+++ GIVEN TEXT

Rhymes first earned attention from major league scouts while playing collegiate summer baseball with the Brewster Whitecaps of the Cape Cod Baseball League in 2004. Though initially recruited as a temporary player, Rhymes's extraordinary effort and superb performance on the field earned him a contract through the entire summer and a starting spot at second base. Rhymes earned a reserve spot in the mid-season East Division All Stars as well as the post-season league-wide All Star Team.

==Professional career==
===Detroit Tigers===
Rhymes was drafted by the Detroit Tigers in the 27th round of the 2005 Major League Baseball draft. He was promoted to the big league club on July 25, 2010, after injuries struck the Tigers lineup and made his major league debut the same day in a pinch-hitting role against the Toronto Blue Jays.

Rhymes was optioned back to the Triple-A Toledo Mud Hens following the return of the Tigers injured second baseman but was recalled August 18, 2010. On September 20, Rhymes hit his first major league career home run off of Zack Greinke of the Kansas City Royals. Rhymes’s home run was initially ruled an RBI triple, but after further review of the replay, the ruling on the field was overturned and ruled a two-run home run after it bounced off the horizontal iron support above the wall in right. This was the first time an instant-replay review granted a player the first home run of their career. He made 54 appearances for Detroit during his rookie campaign, batting .304/.350/.414 with one home run and 19 RBI.

++++++
+++ MATERIAL PROVIDED

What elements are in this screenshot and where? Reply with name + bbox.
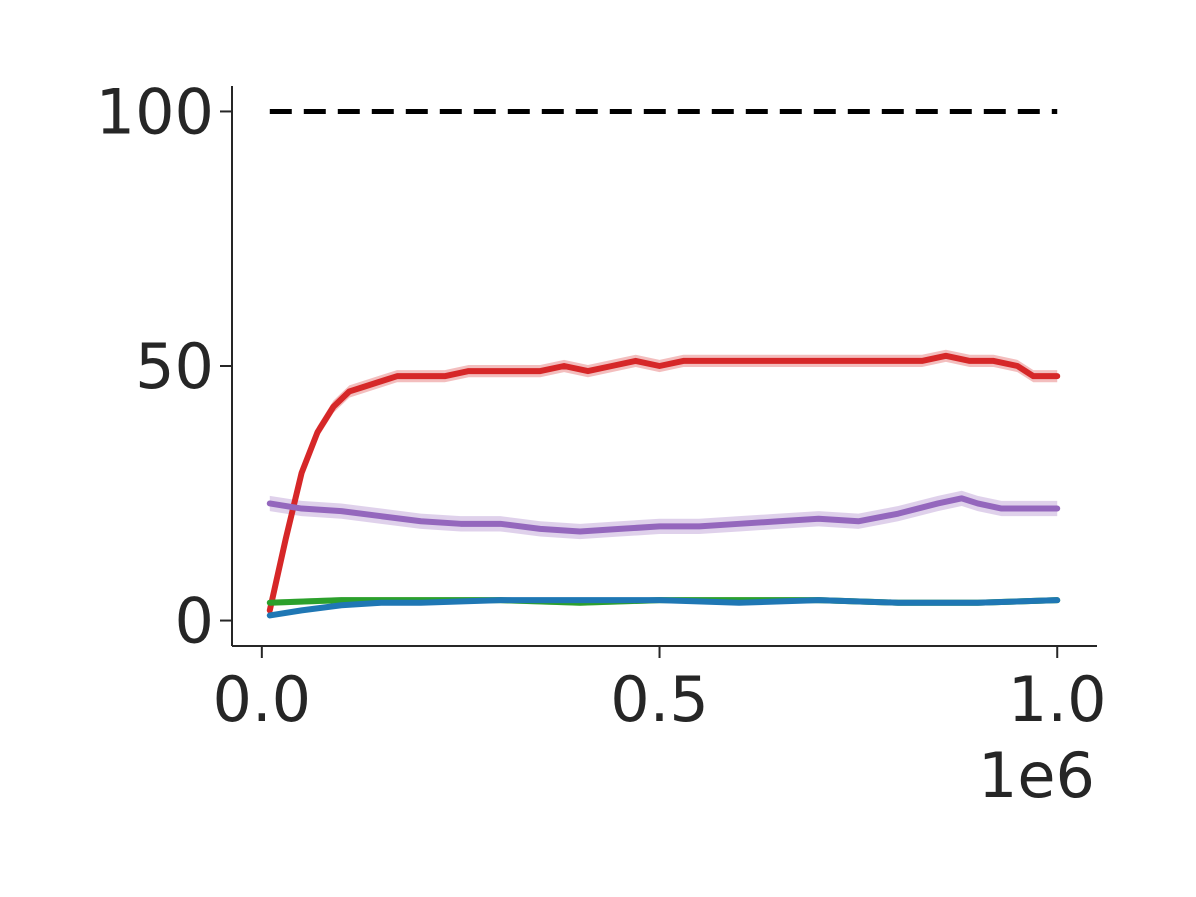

++++++

WHAT YOU NEED TO DO
[a] Summarize the text about Rhymes in three sentences.
[b] Substitute "shortstop" for "second base" and write out the part of the text about Rhymes starting with "Rhymes first earned" and going on through "All Star Team.".
The listing has no connection to the text about Rhymes.

SOLUTIONS TO THE TASKS
[a] Rhymes first drew major league scouts' notice in 2004 with the Brewster Whitecaps of the Cape Cod Baseball League, where he earned a starting spot at second base and All-Star honors. The Detroit Tigers drafted him in the 27th round in 2005, and he made his major league debut on July 25, 2010. On September 20 he hit his first career home run off Zack Greinke, which was awarded after a replay review, and he finished his rookie season with 54 appearances, a .304/.350/.414 line, one home run and 19 RBI.

[b]
Rhymes first earned attention from major league scouts while playing collegiate summer baseball with the Brewster Whitecaps of the Cape Cod Baseball League in 2004. Though initially recruited as a temporary player, Rhymes's extraordinary effort and superb performance on the field earned him a contract through the entire summer and a starting spot at shortstop. Rhymes earned a reserve spot in the mid-season East Division All Stars as well as the post-season league-wide All Star Team.